Problem description:
Below are the records; reproduce all of them exactly but without any images.

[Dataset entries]
===============

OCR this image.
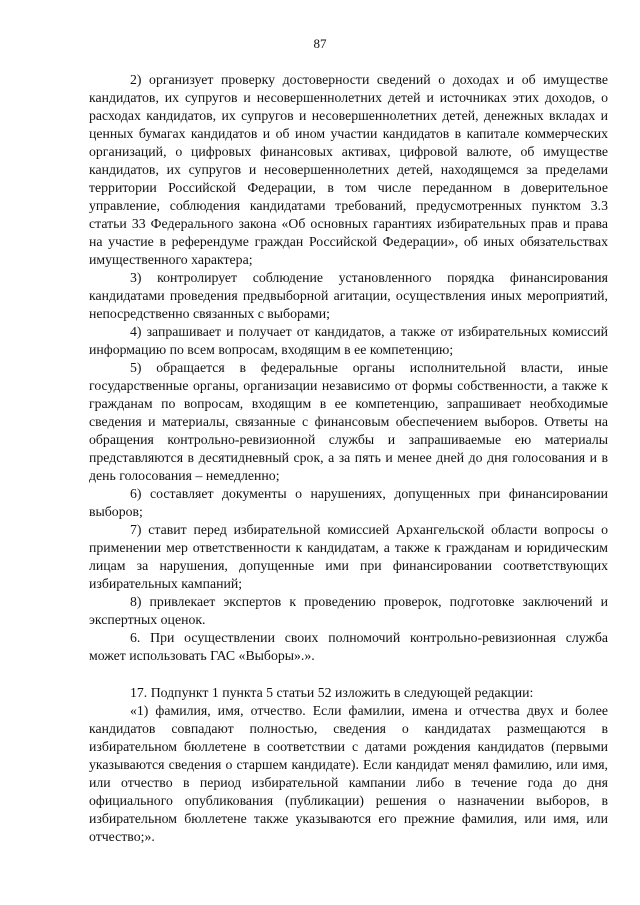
87

2) организует проверку достоверности сведений о доходах и об имуществе кандидатов, их супругов и несовершеннолетних детей и источниках этих доходов, о расходах кандидатов, их супругов и несовершеннолетних детей, денежных вкладах и ценных бумагах кандидатов и об ином участии кандидатов в капитале коммерческих организаций, о цифровых финансовых активах, цифровой валюте, об имуществе кандидатов, их супругов и несовершеннолетних детей, находящемся за пределами территории Российской Федерации, в том числе переданном в доверительное управление, соблюдения кандидатами требований, предусмотренных пунктом 3.3 статьи 33 Федерального закона «Об основных гарантиях избирательных прав и права на участие в референдуме граждан Российской Федерации», об иных обязательствах имущественного характера;

3) контролирует соблюдение установленного порядка финансирования кандидатами проведения предвыборной агитации, осуществления иных мероприятий, непосредственно связанных с выборами;

4) запрашивает и получает от кандидатов, а также от избирательных комиссий информацию по всем вопросам, входящим в ее компетенцию;

5) обращается в федеральные органы исполнительной власти, иные государственные органы, организации независимо от формы собственности, а также к гражданам по вопросам, входящим в ее компетенцию, запрашивает необходимые сведения и материалы, связанные с финансовым обеспечением выборов. Ответы на обращения контрольно-ревизионной службы и запрашиваемые ею материалы представляются в десятидневный срок, а за пять и менее дней до дня голосования и в день голосования – немедленно;

6) составляет документы о нарушениях, допущенных при финансировании выборов;

7) ставит перед избирательной комиссией Архангельской области вопросы о применении мер ответственности к кандидатам, а также к гражданам и юридическим лицам за нарушения, допущенные ими при финансировании соответствующих избирательных кампаний;

8) привлекает экспертов к проведению проверок, подготовке заключений и экспертных оценок.

6. При осуществлении своих полномочий контрольно-ревизионная служба может использовать ГАС «Выборы».».

17. Подпункт 1 пункта 5 статьи 52 изложить в следующей редакции:

«1) фамилия, имя, отчество. Если фамилии, имена и отчества двух и более кандидатов совпадают полностью, сведения о кандидатах размещаются в избирательном бюллетене в соответствии с датами рождения кандидатов (первыми указываются сведения о старшем кандидате). Если кандидат менял фамилию, или имя, или отчество в период избирательной кампании либо в течение года до дня официального опубликования (публикации) решения о назначении выборов, в избирательном бюллетене также указываются его прежние фамилия, или имя, или отчество;».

===============

Written solution:
OCR this image.
87

2) организует проверку достоверности сведений о доходах и об имуществе кандидатов, их супругов и несовершеннолетних детей и источниках этих доходов, о расходах кандидатов, их супругов и несовершеннолетних детей, денежных вкладах и ценных бумагах кандидатов и об ином участии кандидатов в капитале коммерческих организаций, о цифровых финансовых активах, цифровой валюте, об имуществе кандидатов, их супругов и несовершеннолетних детей, находящемся за пределами территории Российской Федерации, в том числе переданном в доверительное управление, соблюдения кандидатами требований, предусмотренных пунктом 3.3 статьи 33 Федерального закона «Об основных гарантиях избирательных прав и права на участие в референдуме граждан Российской Федерации», об иных обязательствах имущественного характера;

3) контролирует соблюдение установленного порядка финансирования кандидатами проведения предвыборной агитации, осуществления иных мероприятий, непосредственно связанных с выборами;

4) запрашивает и получает от кандидатов, а также от избирательных комиссий информацию по всем вопросам, входящим в ее компетенцию;

5) обращается в федеральные органы исполнительной власти, иные государственные органы, организации независимо от формы собственности, а также к гражданам по вопросам, входящим в ее компетенцию, запрашивает необходимые сведения и материалы, связанные с финансовым обеспечением выборов. Ответы на обращения контрольно-ревизионной службы и запрашиваемые ею материалы представляются в десятидневный срок, а за пять и менее дней до дня голосования и в день голосования – немедленно;

6) составляет документы о нарушениях, допущенных при финансировании выборов;

7) ставит перед избирательной комиссией Архангельской области вопросы о применении мер ответственности к кандидатам, а также к гражданам и юридическим лицам за нарушения, допущенные ими при финансировании соответствующих избирательных кампаний;

8) привлекает экспертов к проведению проверок, подготовке заключений и экспертных оценок.

6. При осуществлении своих полномочий контрольно-ревизионная служба может использовать ГАС «Выборы».».

17. Подпункт 1 пункта 5 статьи 52 изложить в следующей редакции:

«1) фамилия, имя, отчество. Если фамилии, имена и отчества двух и более кандидатов совпадают полностью, сведения о кандидатах размещаются в избирательном бюллетене в соответствии с датами рождения кандидатов (первыми указываются сведения о старшем кандидате). Если кандидат менял фамилию, или имя, или отчество в период избирательной кампании либо в течение года до дня официального опубликования (публикации) решения о назначении выборов, в избирательном бюллетене также указываются его прежние фамилия, или имя, или отчество;».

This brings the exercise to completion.